> TASK:
Which lines in the material below contain the word "cathode"? Copy each of them.

▬▬▬▬▬▬▬▬▬▬

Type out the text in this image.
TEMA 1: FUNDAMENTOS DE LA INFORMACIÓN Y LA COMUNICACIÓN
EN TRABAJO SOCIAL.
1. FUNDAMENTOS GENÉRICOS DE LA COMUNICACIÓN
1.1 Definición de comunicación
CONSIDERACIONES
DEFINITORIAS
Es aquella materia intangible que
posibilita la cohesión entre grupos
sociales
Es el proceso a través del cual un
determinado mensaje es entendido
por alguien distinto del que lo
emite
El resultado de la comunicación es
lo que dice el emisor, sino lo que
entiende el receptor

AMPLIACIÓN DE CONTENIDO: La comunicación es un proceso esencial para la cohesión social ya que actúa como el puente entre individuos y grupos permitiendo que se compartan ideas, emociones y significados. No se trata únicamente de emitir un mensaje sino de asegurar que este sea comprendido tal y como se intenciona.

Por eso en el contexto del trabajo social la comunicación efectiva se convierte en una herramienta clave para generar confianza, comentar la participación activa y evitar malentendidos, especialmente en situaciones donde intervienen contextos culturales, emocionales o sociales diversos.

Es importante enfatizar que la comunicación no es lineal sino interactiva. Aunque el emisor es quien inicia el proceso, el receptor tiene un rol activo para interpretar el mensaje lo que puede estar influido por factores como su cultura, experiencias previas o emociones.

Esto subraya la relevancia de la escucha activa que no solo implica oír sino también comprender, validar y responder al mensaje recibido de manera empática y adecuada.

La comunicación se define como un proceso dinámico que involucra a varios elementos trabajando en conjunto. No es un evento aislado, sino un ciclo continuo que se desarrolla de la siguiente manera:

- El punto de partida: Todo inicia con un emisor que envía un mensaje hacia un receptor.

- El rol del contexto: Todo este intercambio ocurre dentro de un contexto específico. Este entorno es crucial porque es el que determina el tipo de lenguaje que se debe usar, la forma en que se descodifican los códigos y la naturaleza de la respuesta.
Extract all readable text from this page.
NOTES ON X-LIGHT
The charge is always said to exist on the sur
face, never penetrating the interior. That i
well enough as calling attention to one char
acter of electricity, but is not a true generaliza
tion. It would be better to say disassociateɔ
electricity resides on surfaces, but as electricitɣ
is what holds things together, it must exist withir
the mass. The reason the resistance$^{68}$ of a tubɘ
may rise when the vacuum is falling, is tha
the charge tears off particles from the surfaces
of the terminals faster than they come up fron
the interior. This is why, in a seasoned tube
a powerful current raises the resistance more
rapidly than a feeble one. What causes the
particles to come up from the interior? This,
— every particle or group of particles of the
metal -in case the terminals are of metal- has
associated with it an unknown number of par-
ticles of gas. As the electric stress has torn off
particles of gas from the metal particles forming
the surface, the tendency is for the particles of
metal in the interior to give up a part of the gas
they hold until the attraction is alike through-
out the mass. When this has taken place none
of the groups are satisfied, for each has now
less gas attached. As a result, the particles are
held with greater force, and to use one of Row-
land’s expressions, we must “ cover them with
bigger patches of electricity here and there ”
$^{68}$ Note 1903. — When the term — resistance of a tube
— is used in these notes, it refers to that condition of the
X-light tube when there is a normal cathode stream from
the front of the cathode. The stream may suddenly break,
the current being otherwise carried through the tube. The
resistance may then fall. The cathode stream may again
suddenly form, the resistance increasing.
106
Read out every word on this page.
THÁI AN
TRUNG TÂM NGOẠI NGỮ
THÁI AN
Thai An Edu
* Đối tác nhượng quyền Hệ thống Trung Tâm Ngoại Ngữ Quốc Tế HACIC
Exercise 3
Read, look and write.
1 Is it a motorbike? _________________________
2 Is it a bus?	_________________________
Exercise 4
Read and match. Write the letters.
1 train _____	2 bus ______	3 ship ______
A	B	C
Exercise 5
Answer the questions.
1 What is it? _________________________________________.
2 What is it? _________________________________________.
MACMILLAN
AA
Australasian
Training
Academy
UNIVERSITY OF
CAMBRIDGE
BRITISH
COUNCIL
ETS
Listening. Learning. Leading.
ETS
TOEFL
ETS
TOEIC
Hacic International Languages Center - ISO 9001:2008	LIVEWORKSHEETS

▬▬▬▬▬▬▬▬▬▬

> TASK ANSWER:
X-light tube when there is a normal cathode stream from
the front of the cathode. The stream may suddenly break,
resistance may then fall. The cathode stream may again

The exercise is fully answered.